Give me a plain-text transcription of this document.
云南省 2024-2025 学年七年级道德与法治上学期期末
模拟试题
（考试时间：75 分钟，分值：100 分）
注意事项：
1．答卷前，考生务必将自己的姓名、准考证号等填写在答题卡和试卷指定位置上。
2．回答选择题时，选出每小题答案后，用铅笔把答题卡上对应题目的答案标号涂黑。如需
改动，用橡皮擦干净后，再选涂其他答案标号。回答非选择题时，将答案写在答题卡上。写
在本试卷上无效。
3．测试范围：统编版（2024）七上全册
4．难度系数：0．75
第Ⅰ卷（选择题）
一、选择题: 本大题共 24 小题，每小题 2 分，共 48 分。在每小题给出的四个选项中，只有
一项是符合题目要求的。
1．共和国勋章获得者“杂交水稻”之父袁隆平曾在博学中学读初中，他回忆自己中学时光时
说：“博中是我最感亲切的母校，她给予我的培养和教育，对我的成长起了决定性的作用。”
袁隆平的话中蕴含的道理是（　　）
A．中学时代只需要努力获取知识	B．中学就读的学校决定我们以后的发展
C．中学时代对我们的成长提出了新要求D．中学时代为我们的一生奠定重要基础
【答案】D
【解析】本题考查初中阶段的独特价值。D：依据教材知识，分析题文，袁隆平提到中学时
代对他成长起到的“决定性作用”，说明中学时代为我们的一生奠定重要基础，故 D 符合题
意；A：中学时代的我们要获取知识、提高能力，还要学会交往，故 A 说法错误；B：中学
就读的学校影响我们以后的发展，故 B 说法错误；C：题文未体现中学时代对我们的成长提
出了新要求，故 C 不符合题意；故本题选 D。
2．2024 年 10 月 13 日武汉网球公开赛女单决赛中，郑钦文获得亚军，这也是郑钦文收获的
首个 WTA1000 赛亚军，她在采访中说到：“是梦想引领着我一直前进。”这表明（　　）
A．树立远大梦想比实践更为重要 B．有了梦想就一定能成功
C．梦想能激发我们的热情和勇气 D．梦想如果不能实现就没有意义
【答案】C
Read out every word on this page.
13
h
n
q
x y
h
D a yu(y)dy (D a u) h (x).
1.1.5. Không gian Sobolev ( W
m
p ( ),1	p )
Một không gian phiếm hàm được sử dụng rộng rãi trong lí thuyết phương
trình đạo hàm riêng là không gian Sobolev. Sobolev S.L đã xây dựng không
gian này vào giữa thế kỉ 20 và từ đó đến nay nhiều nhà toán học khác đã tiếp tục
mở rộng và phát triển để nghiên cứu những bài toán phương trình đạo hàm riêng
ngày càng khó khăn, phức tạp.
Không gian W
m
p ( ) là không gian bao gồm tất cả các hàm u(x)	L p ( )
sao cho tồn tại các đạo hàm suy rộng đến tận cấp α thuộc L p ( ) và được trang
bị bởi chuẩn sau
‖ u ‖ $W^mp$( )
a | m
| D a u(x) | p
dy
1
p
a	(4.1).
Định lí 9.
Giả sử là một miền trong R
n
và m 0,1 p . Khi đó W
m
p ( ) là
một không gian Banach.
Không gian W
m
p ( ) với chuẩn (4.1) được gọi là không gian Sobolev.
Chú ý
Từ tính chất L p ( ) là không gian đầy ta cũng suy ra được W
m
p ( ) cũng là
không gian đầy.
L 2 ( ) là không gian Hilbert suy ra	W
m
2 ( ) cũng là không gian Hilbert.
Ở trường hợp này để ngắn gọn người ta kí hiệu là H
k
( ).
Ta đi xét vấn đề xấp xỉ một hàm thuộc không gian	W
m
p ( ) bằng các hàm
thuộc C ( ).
---
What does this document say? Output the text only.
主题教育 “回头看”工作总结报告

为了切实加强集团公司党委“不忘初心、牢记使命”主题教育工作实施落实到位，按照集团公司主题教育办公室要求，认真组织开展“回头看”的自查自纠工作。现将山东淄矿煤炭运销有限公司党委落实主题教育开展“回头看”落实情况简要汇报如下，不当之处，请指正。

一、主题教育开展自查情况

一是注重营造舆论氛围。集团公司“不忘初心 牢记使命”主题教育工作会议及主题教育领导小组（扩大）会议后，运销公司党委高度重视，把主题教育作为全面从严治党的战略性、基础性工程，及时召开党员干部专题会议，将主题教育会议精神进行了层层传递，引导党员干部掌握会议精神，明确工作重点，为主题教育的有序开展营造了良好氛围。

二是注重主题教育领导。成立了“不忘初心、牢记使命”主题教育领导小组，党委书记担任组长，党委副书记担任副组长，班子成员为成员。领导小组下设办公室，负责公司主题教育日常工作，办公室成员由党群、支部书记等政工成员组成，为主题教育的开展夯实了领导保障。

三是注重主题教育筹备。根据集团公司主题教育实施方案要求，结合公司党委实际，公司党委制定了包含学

• _WHAT YOU ARE ASKED TO DO_
Report how many lines include the word "Hilbert". Give nothing but the number.

• _FINISHED TASK_
2